+++ Supplied material +++

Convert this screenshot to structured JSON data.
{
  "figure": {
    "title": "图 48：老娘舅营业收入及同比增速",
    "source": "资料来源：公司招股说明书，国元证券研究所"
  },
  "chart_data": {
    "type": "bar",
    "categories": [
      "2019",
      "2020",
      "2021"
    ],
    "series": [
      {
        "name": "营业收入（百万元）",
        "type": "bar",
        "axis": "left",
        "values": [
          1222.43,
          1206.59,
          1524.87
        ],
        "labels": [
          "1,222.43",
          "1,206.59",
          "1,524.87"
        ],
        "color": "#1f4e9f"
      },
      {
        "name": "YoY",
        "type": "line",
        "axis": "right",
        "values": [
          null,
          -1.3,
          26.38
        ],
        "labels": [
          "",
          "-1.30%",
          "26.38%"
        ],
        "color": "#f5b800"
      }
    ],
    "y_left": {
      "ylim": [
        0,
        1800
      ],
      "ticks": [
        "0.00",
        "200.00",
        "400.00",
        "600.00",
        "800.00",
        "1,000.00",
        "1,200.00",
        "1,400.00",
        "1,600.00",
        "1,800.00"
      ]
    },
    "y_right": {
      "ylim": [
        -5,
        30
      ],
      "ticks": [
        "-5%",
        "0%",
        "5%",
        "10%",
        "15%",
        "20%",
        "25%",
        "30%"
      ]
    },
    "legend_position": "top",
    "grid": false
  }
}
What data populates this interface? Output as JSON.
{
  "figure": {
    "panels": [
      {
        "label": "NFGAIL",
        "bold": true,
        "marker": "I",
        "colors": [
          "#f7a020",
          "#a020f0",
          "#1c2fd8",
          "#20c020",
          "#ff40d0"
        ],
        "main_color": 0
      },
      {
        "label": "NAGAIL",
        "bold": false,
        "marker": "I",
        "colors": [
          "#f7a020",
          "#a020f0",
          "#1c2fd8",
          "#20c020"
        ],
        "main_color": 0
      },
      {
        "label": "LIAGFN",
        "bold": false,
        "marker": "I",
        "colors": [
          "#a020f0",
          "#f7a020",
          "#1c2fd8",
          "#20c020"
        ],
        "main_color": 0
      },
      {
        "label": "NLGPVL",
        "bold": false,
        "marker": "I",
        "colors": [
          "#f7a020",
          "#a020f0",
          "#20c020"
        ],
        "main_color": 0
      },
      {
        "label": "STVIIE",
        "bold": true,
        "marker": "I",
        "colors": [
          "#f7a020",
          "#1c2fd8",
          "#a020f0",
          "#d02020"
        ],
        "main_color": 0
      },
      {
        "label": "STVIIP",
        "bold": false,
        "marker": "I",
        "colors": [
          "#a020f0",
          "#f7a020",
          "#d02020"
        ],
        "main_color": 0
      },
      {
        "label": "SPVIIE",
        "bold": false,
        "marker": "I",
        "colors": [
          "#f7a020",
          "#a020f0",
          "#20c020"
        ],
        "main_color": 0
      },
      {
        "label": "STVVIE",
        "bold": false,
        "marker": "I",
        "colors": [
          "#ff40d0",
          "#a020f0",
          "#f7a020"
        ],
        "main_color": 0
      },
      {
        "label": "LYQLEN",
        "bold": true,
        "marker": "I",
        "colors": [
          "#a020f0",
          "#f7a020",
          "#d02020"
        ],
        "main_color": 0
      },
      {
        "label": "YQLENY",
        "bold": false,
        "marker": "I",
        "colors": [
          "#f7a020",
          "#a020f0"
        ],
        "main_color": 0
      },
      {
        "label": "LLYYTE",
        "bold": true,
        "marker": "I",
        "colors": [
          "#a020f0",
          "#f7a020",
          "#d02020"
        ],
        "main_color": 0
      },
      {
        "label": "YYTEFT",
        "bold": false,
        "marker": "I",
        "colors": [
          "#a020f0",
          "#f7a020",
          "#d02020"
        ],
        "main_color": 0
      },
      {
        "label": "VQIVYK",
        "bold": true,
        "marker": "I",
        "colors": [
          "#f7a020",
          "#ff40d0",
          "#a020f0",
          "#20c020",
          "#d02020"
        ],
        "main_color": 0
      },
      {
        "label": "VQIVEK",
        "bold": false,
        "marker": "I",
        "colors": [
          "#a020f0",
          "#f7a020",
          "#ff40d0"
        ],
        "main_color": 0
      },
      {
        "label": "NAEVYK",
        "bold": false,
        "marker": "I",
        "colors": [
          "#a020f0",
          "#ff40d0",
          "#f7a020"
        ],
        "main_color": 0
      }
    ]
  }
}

+++

▶ Exercise
Extract the full listing above without altering anything.

▶ Answer
Convert this screenshot to structured JSON data.
{
  "figure": {
    "title": "图 48：老娘舅营业收入及同比增速",
    "source": "资料来源：公司招股说明书，国元证券研究所"
  },
  "chart_data": {
    "type": "bar",
    "categories": [
      "2019",
      "2020",
      "2021"
    ],
    "series": [
      {
        "name": "营业收入（百万元）",
        "type": "bar",
        "axis": "left",
        "values": [
          1222.43,
          1206.59,
          1524.87
        ],
        "labels": [
          "1,222.43",
          "1,206.59",
          "1,524.87"
        ],
        "color": "#1f4e9f"
      },
      {
        "name": "YoY",
        "type": "line",
        "axis": "right",
        "values": [
          null,
          -1.3,
          26.38
        ],
        "labels": [
          "",
          "-1.30%",
          "26.38%"
        ],
        "color": "#f5b800"
      }
    ],
    "y_left": {
      "ylim": [
        0,
        1800
      ],
      "ticks": [
        "0.00",
        "200.00",
        "400.00",
        "600.00",
        "800.00",
        "1,000.00",
        "1,200.00",
        "1,400.00",
        "1,600.00",
        "1,800.00"
      ]
    },
    "y_right": {
      "ylim": [
        -5,
        30
      ],
      "ticks": [
        "-5%",
        "0%",
        "5%",
        "10%",
        "15%",
        "20%",
        "25%",
        "30%"
      ]
    },
    "legend_position": "top",
    "grid": false
  }
}
What data populates this interface? Output as JSON.
{
  "figure": {
    "panels": [
      {
        "label": "NFGAIL",
        "bold": true,
        "marker": "I",
        "colors": [
          "#f7a020",
          "#a020f0",
          "#1c2fd8",
          "#20c020",
          "#ff40d0"
        ],
        "main_color": 0
      },
      {
        "label": "NAGAIL",
        "bold": false,
        "marker": "I",
        "colors": [
          "#f7a020",
          "#a020f0",
          "#1c2fd8",
          "#20c020"
        ],
        "main_color": 0
      },
      {
        "label": "LIAGFN",
        "bold": false,
        "marker": "I",
        "colors": [
          "#a020f0",
          "#f7a020",
          "#1c2fd8",
          "#20c020"
        ],
        "main_color": 0
      },
      {
        "label": "NLGPVL",
        "bold": false,
        "marker": "I",
        "colors": [
          "#f7a020",
          "#a020f0",
          "#20c020"
        ],
        "main_color": 0
      },
      {
        "label": "STVIIE",
        "bold": true,
        "marker": "I",
        "colors": [
          "#f7a020",
          "#1c2fd8",
          "#a020f0",
          "#d02020"
        ],
        "main_color": 0
      },
      {
        "label": "STVIIP",
        "bold": false,
        "marker": "I",
        "colors": [
          "#a020f0",
          "#f7a020",
          "#d02020"
        ],
        "main_color": 0
      },
      {
        "label": "SPVIIE",
        "bold": false,
        "marker": "I",
        "colors": [
          "#f7a020",
          "#a020f0",
          "#20c020"
        ],
        "main_color": 0
      },
      {
        "label": "STVVIE",
        "bold": false,
        "marker": "I",
        "colors": [
          "#ff40d0",
          "#a020f0",
          "#f7a020"
        ],
        "main_color": 0
      },
      {
        "label": "LYQLEN",
        "bold": true,
        "marker": "I",
        "colors": [
          "#a020f0",
          "#f7a020",
          "#d02020"
        ],
        "main_color": 0
      },
      {
        "label": "YQLENY",
        "bold": false,
        "marker": "I",
        "colors": [
          "#f7a020",
          "#a020f0"
        ],
        "main_color": 0
      },
      {
        "label": "LLYYTE",
        "bold": true,
        "marker": "I",
        "colors": [
          "#a020f0",
          "#f7a020",
          "#d02020"
        ],
        "main_color": 0
      },
      {
        "label": "YYTEFT",
        "bold": false,
        "marker": "I",
        "colors": [
          "#a020f0",
          "#f7a020",
          "#d02020"
        ],
        "main_color": 0
      },
      {
        "label": "VQIVYK",
        "bold": true,
        "marker": "I",
        "colors": [
          "#f7a020",
          "#ff40d0",
          "#a020f0",
          "#20c020",
          "#d02020"
        ],
        "main_color": 0
      },
      {
        "label": "VQIVEK",
        "bold": false,
        "marker": "I",
        "colors": [
          "#a020f0",
          "#f7a020",
          "#ff40d0"
        ],
        "main_color": 0
      },
      {
        "label": "NAEVYK",
        "bold": false,
        "marker": "I",
        "colors": [
          "#a020f0",
          "#ff40d0",
          "#f7a020"
        ],
        "main_color": 0
      }
    ]
  }
}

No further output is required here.